* INSTRUCTION
Copy out each line that includes the word "территории".

* DATA TO USE
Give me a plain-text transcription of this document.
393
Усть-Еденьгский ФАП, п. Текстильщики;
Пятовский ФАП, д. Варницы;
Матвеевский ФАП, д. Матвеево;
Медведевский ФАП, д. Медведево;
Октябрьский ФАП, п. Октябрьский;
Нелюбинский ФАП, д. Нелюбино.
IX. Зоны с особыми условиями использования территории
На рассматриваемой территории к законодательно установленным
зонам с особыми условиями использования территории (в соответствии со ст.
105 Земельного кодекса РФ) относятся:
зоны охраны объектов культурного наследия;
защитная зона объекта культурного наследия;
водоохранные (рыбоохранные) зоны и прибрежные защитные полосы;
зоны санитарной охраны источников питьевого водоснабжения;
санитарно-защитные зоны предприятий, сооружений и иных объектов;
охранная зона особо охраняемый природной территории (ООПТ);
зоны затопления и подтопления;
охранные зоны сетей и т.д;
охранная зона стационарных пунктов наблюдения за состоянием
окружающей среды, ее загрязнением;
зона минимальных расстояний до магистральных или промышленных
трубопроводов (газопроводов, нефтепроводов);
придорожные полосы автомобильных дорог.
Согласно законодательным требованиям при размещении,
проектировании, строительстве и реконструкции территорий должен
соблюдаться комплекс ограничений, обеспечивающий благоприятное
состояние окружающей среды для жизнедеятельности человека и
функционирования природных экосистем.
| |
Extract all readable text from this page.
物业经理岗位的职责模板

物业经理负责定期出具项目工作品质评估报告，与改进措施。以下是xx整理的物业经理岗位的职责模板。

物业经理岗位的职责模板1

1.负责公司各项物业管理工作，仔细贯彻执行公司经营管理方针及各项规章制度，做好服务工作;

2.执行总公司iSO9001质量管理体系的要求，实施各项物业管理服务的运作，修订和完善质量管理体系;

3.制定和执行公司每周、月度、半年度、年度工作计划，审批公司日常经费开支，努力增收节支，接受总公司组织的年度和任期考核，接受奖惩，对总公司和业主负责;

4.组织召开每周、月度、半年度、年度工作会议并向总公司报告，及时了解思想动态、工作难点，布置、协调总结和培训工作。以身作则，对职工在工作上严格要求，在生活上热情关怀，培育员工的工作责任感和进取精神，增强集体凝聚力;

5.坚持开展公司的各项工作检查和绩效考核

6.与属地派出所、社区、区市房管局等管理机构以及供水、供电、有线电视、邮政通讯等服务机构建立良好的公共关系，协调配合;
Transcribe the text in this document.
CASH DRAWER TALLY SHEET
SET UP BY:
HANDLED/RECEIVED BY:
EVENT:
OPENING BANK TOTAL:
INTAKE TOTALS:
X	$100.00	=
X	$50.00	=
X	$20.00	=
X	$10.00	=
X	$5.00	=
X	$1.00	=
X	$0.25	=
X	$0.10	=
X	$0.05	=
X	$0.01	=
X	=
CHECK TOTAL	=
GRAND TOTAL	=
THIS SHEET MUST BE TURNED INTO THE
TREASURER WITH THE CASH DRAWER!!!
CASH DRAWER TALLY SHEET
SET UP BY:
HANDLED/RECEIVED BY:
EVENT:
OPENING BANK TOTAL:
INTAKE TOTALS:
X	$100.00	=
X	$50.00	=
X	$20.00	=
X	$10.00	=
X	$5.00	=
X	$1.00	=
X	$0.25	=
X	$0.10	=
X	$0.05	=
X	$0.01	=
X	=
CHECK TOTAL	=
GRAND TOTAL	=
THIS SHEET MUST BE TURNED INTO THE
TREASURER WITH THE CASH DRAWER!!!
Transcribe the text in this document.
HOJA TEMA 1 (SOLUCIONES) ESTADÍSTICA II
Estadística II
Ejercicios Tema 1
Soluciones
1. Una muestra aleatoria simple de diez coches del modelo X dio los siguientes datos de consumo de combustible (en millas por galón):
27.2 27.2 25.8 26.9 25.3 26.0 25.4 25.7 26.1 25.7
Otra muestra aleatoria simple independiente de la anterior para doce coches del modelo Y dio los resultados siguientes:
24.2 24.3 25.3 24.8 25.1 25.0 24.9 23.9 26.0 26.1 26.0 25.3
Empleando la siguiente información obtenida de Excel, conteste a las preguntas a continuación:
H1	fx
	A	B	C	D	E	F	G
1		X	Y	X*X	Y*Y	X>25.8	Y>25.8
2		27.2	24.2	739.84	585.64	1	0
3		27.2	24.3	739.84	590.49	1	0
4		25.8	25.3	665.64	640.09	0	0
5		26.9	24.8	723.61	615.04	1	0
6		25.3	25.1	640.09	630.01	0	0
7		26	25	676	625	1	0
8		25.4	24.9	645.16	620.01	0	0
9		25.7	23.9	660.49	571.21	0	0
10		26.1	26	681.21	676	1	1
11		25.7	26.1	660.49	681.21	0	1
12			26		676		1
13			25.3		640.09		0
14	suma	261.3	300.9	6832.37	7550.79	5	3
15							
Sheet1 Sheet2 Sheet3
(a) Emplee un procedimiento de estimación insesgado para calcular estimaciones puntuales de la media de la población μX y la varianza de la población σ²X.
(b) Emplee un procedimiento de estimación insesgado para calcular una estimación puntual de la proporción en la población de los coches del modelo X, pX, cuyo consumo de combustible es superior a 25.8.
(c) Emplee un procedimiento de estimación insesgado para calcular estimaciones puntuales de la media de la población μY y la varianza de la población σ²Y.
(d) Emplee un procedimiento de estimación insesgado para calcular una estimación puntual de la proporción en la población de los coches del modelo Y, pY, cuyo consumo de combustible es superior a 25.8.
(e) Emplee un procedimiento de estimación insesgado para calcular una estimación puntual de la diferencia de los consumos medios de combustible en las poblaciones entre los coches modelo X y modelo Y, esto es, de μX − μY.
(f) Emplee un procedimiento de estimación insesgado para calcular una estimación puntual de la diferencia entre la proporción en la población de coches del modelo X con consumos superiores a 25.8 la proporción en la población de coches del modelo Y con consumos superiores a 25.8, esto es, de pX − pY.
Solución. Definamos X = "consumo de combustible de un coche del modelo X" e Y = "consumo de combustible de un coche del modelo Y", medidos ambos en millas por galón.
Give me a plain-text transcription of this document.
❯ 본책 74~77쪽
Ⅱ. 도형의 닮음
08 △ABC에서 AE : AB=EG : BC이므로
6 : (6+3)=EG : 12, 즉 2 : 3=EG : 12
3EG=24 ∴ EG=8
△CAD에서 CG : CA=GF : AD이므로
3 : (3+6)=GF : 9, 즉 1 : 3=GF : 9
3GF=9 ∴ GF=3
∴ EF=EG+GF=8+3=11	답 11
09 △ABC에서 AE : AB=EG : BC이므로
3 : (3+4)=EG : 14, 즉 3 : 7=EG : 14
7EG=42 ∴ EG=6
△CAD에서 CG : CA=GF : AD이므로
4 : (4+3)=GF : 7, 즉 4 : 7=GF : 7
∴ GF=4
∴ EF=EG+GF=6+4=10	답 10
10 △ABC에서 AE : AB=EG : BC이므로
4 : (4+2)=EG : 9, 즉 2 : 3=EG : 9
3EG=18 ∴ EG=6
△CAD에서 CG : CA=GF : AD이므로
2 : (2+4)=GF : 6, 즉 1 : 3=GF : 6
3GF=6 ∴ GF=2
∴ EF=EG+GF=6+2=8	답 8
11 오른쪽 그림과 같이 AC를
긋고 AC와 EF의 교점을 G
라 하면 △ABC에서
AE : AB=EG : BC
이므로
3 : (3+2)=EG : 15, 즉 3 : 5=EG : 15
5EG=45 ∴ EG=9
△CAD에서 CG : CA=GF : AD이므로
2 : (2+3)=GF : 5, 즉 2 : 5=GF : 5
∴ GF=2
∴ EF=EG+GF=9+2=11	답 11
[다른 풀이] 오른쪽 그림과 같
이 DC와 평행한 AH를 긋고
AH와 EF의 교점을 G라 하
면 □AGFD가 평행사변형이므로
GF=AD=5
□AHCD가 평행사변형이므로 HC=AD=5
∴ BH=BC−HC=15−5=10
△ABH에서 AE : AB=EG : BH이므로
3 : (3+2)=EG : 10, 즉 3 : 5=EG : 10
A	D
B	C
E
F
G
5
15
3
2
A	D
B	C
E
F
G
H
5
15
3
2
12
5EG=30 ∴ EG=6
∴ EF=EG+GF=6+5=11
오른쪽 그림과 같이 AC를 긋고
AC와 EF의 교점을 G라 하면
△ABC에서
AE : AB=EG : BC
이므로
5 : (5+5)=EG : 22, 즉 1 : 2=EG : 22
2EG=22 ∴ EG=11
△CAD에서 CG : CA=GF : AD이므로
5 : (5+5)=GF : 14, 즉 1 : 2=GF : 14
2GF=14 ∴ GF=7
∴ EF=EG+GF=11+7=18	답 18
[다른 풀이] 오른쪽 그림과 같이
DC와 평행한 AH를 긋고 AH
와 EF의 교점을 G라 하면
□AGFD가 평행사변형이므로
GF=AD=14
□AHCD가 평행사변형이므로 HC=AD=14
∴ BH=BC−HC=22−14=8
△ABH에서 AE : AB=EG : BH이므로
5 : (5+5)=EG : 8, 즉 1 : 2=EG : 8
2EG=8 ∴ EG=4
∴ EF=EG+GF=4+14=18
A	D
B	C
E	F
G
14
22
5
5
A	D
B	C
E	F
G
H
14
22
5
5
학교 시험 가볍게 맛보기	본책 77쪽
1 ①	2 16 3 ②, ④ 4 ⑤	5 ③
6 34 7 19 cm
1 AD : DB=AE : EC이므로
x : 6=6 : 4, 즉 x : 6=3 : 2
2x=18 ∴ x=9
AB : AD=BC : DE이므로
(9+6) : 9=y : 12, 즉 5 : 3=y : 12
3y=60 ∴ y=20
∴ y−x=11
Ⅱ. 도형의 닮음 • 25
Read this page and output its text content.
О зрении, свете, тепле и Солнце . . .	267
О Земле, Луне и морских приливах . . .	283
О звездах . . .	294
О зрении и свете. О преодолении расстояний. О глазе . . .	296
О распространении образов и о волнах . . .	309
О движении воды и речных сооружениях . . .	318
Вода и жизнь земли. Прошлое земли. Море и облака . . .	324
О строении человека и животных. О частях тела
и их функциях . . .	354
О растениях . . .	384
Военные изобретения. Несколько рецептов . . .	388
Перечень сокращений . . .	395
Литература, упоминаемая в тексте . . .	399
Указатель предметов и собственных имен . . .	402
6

* THE RESPONSE
IX. Зоны с особыми условиями использования территории
На рассматриваемой территории к законодательно установленным
зонам с особыми условиями использования территории (в соответствии со ст.
охранная зона особо охраняемый природной территории (ООПТ);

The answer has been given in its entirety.